▶ [PROVIDED RECORDS]

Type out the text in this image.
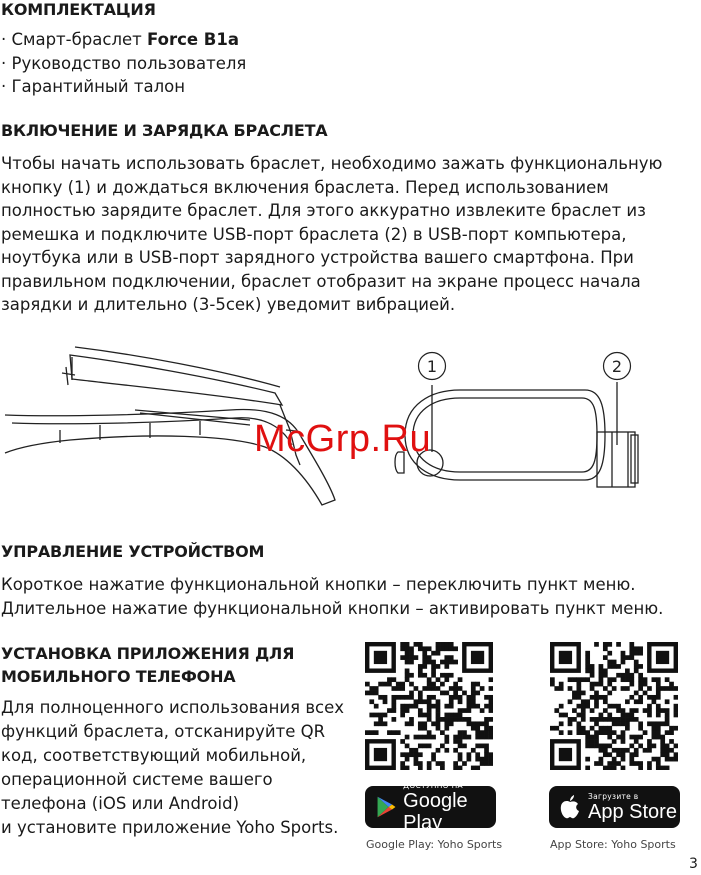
КОМПЛЕКТАЦИЯ

· Смарт-браслет Force B1a

· Руководство пользователя

· Гарантийный талон

ВКЛЮЧЕНИЕ И ЗАРЯДКА БРАСЛЕТА

Чтобы начать использовать браслет, необходимо зажать функциональную

кнопку (1) и дождаться включения браслета. Перед использованием

полностью зарядите браслет. Для этого аккуратно извлеките браслет из

ремешка и подключите USB-порт браслета (2) в USB-порт компьютера,

ноутбука или в USB-порт зарядного устройства вашего смартфона. При

правильном подключении, браслет отобразит на экране процесс начала

зарядки и длительно (3-5сек) уведомит вибрацией.

1	2
McGrp.Ru
УПРАВЛЕНИЕ УСТРОЙСТВОМ

Короткое нажатие функциональной кнопки – переключить пункт меню.

Длительное нажатие функциональной кнопки – активировать пункт меню.

УСТАНОВКА ПРИЛОЖЕНИЯ ДЛЯ

МОБИЛЬНОГО ТЕЛЕФОНА

Для полноценного использования всех

функций браслета, отсканируйте QR

код, соответствующий мобильной,

операционной системе вашего

телефона (iOS или Android)

и установите приложение Yoho Sports.

ДОСТУПНО НА
Google Play
Загрузите в
App Store
Google Play: Yoho Sports	App Store: Yoho Sports
3
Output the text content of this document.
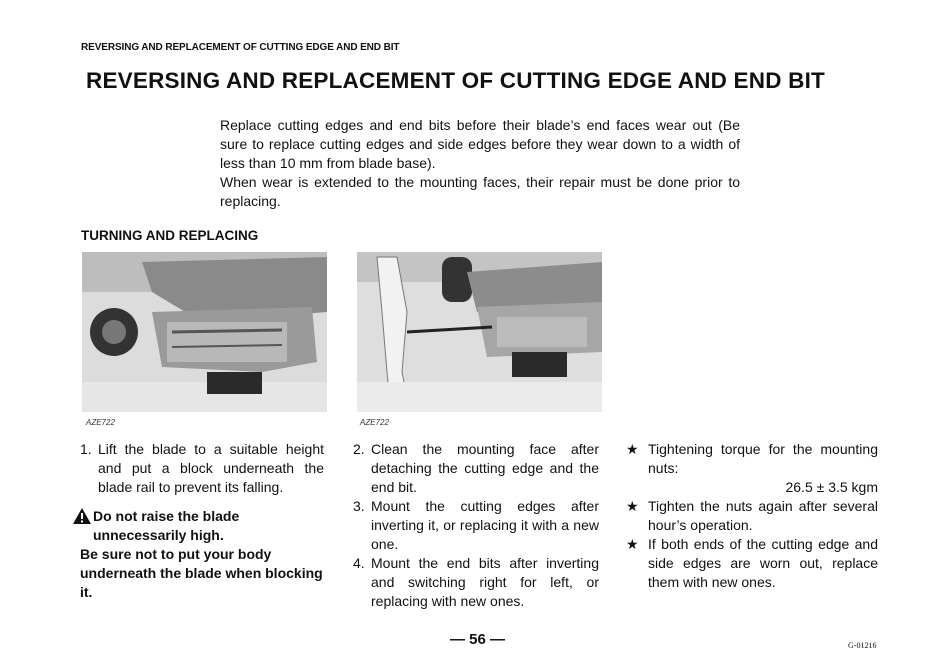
REVERSING AND REPLACEMENT OF CUTTING EDGE AND END BIT
REVERSING AND REPLACEMENT OF CUTTING EDGE AND END BIT

Replace cutting edges and end bits before their blade’s end faces wear out (Be sure to replace cutting edges and side edges before they wear down to a width of less than 10 mm from blade base).

When wear is extended to the mounting faces, their repair must be done prior to replacing.

TURNING AND REPLACING
AZE722	AZE722
1. Lift the blade to a suitable height and put a block underneath the blade rail to prevent its falling.
Do not raise the blade unnecessarily high.
Be sure not to put your body underneath the blade when blocking it.
2. Clean the mounting face after detaching the cutting edge and the end bit.
3. Mount the cutting edges after inverting it, or replacing it with a new one.
4. Mount the end bits after inverting and switching right for left, or replacing with new ones.
★ Tightening torque for the mounting nuts:
26.5 ± 3.5 kgm
★ Tighten the nuts again after several hour’s operation.
★ If both ends of the cutting edge and side edges are worn out, replace them with new ones.
— 56 —	G-01216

▶ [GIVEN INSTRUCTION] Copy out each line of the entries that holds "ones".

▶ [TASK RESULT]
4. Mount the end bits after inverting and switching right for left, or replacing with new ones.
★ If both ends of the cutting edge and side edges are worn out, replace them with new ones.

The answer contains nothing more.